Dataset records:
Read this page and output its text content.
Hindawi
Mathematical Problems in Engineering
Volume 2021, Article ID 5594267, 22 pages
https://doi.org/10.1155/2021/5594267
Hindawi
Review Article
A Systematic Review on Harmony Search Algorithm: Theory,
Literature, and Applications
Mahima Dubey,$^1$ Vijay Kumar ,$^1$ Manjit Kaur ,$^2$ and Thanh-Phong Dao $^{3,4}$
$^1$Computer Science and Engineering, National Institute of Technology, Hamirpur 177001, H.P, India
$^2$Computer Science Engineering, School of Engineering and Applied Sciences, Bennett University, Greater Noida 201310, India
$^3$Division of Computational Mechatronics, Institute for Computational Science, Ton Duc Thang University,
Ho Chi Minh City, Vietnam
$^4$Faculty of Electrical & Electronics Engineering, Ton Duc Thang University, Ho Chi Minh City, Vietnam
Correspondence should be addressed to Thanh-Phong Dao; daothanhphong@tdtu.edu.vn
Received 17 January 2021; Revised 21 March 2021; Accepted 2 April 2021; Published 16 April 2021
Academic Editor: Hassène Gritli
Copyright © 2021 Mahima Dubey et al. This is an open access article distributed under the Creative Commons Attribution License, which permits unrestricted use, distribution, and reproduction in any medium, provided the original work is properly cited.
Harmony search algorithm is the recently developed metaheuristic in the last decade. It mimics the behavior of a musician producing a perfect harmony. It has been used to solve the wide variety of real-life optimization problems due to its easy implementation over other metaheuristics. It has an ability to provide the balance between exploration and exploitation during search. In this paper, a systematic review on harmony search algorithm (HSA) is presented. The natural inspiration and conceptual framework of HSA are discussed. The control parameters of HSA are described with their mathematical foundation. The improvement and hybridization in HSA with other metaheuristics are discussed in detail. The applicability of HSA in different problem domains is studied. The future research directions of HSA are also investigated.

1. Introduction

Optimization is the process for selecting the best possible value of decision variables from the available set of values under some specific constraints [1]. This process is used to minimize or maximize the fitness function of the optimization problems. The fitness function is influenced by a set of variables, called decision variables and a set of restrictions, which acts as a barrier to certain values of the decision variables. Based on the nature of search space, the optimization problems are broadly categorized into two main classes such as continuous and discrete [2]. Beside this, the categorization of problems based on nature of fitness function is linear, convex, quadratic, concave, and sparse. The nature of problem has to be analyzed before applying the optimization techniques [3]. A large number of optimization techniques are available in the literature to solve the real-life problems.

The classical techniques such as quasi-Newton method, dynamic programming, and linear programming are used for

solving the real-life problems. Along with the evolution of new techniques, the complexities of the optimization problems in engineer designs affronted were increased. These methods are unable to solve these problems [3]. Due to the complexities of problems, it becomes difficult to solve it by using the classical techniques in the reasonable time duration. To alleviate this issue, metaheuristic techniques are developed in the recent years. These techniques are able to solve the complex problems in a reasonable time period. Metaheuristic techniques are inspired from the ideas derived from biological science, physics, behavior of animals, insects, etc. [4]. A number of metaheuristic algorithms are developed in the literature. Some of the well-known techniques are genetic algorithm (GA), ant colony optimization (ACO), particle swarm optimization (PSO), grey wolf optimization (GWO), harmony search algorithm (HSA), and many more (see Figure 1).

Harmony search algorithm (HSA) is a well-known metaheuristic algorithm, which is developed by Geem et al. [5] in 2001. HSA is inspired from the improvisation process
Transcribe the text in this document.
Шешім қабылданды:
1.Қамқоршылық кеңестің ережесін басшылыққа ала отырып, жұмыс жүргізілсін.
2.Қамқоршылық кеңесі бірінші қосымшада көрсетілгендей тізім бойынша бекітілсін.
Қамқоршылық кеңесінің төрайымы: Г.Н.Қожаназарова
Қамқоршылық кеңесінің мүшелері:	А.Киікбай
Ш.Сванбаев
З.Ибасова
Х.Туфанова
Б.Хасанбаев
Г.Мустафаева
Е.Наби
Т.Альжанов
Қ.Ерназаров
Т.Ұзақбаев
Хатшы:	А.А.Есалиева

**TASK GOAL:**
Where a line of the data holds "behavior", show that line.

**PROBLEM SOLUTION:**
Harmony search algorithm is the recently developed metaheuristic in the last decade. It mimics the behavior of a musician producing a perfect harmony. It has been used to solve the wide variety of real-life optimization problems due to its easy implementation over other metaheuristics. It has an ability to provide the balance between exploration and exploitation during search. In this paper, a systematic review on harmony search algorithm (HSA) is presented. The natural inspiration and conceptual framework of HSA are discussed. The control parameters of HSA are described with their mathematical foundation. The improvement and hybridization in HSA with other metaheuristics are discussed in detail. The applicability of HSA in different problem domains is studied. The future research directions of HSA are also investigated.
solving the real-life problems. Along with the evolution of new techniques, the complexities of the optimization problems in engineer designs affronted were increased. These methods are unable to solve these problems [3]. Due to the complexities of problems, it becomes difficult to solve it by using the classical techniques in the reasonable time duration. To alleviate this issue, metaheuristic techniques are developed in the recent years. These techniques are able to solve the complex problems in a reasonable time period. Metaheuristic techniques are inspired from the ideas derived from biological science, physics, behavior of animals, insects, etc. [4]. A number of metaheuristic algorithms are developed in the literature. Some of the well-known techniques are genetic algorithm (GA), ant colony optimization (ACO), particle swarm optimization (PSO), grey wolf optimization (GWO), harmony search algorithm (HSA), and many more (see Figure 1).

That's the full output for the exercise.